**Given request**
Where a line in the listing contains the string "values", copy that line out.

Dataset listings of figures:
——————

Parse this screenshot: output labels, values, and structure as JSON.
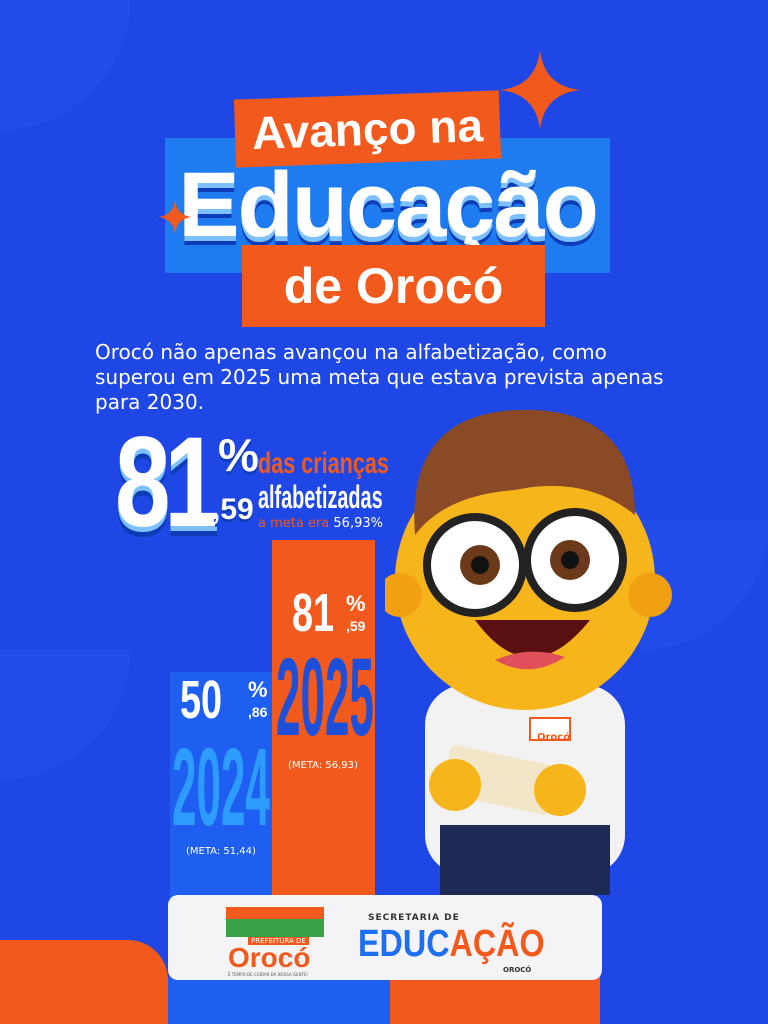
{
  "title": {
    "line1": "Avanço na",
    "line2": "Educação",
    "line3": "de Orocó"
  },
  "intro": "Orocó não apenas avançou na alfabetização, como superou em 2025 uma meta que estava prevista apenas para 2030.",
  "highlight": {
    "integer": "81",
    "percent": "%",
    "decimal": ",59",
    "label1": "das crianças",
    "label2": "alfabetizadas",
    "meta_prefix": "a meta era",
    "meta_value": "56,93%"
  },
  "bars": [
    {
      "year": "2024",
      "int": "50",
      "dec": ",86",
      "meta": "(META: 51,44)"
    },
    {
      "year": "2025",
      "int": "81",
      "dec": ",59",
      "meta": "(META: 56,93)"
    }
  ],
  "footer": {
    "logo1_top": "PREFEITURA DE",
    "logo1_name": "Orocó",
    "logo1_slogan": "É TEMPO DE CUIDAR DA NOSSA GENTE!",
    "logo2_top": "SECRETARIA DE",
    "logo2_a": "EDUC",
    "logo2_b": "AÇÃO",
    "logo2_sub": "OROCÓ"
  },
  "mascot_badge": "Orocó",
  "colors": {
    "background": "#1f47e6",
    "orange": "#f15a1c",
    "light_blue": "#1e7cf0"
  },
  "chart_data": {
    "type": "bar",
    "categories": [
      "2024",
      "2025"
    ],
    "values": [
      50.86,
      81.59
    ],
    "targets": [
      51.44,
      56.93
    ],
    "title": "",
    "xlabel": "",
    "ylabel": "",
    "ylim": [
      0,
      100
    ]
  }
}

——————

**Task response**
Parse this screenshot: output labels, values, and structure as JSON.
    "values": [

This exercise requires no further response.